[Data records]
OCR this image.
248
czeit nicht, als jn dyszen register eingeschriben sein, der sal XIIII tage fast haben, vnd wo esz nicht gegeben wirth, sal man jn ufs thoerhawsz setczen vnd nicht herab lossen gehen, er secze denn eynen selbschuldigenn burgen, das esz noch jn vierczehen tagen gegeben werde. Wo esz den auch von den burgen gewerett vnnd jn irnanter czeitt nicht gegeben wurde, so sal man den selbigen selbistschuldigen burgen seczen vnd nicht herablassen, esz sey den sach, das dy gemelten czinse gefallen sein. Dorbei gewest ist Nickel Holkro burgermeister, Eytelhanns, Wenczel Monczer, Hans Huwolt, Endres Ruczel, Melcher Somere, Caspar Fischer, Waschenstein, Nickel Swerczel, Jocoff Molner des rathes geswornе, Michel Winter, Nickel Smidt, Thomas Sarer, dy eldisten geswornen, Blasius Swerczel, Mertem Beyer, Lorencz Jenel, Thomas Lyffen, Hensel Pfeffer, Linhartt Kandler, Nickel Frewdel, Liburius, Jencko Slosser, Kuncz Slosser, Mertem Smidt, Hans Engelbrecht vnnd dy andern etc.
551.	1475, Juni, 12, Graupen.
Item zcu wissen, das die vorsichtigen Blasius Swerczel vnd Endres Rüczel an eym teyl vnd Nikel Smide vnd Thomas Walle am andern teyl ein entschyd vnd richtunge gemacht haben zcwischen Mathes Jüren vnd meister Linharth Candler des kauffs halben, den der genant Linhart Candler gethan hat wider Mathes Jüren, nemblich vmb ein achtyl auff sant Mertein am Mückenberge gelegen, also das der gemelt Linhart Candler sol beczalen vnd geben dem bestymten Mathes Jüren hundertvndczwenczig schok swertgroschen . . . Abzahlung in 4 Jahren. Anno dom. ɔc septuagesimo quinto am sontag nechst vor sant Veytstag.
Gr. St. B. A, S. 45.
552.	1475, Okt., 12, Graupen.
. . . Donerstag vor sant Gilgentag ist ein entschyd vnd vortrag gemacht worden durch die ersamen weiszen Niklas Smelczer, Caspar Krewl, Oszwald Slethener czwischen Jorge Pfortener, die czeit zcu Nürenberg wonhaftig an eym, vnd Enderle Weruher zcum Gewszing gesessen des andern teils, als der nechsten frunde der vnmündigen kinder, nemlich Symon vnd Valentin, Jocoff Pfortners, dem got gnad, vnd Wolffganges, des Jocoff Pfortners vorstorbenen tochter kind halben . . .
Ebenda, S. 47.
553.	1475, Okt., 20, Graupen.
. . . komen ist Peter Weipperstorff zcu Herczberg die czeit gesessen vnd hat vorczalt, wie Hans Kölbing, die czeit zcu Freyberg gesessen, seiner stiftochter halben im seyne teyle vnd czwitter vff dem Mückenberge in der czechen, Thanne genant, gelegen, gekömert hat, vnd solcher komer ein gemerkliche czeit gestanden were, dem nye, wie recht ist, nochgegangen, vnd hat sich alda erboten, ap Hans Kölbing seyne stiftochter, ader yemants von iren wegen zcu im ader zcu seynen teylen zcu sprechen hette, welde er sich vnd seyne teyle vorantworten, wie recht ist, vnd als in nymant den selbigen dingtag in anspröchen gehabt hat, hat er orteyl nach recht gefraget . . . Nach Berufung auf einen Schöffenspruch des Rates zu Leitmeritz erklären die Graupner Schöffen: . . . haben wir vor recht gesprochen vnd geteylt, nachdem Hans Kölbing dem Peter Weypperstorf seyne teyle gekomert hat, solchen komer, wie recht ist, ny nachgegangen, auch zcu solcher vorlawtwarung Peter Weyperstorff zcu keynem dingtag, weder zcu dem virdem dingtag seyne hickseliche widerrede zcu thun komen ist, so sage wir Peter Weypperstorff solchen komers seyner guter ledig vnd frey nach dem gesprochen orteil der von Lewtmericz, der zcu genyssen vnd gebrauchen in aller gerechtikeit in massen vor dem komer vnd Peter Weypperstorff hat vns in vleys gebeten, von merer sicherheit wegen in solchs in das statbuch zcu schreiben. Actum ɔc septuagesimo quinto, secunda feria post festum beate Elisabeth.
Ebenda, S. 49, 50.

(TASK DESCRIPTION): From the data above, show each line that contains "Graupen".

(EXERCISE OUTPUT):
551.	1475, Juni, 12, Graupen.
552.	1475, Okt., 12, Graupen.
553.	1475, Okt., 20, Graupen.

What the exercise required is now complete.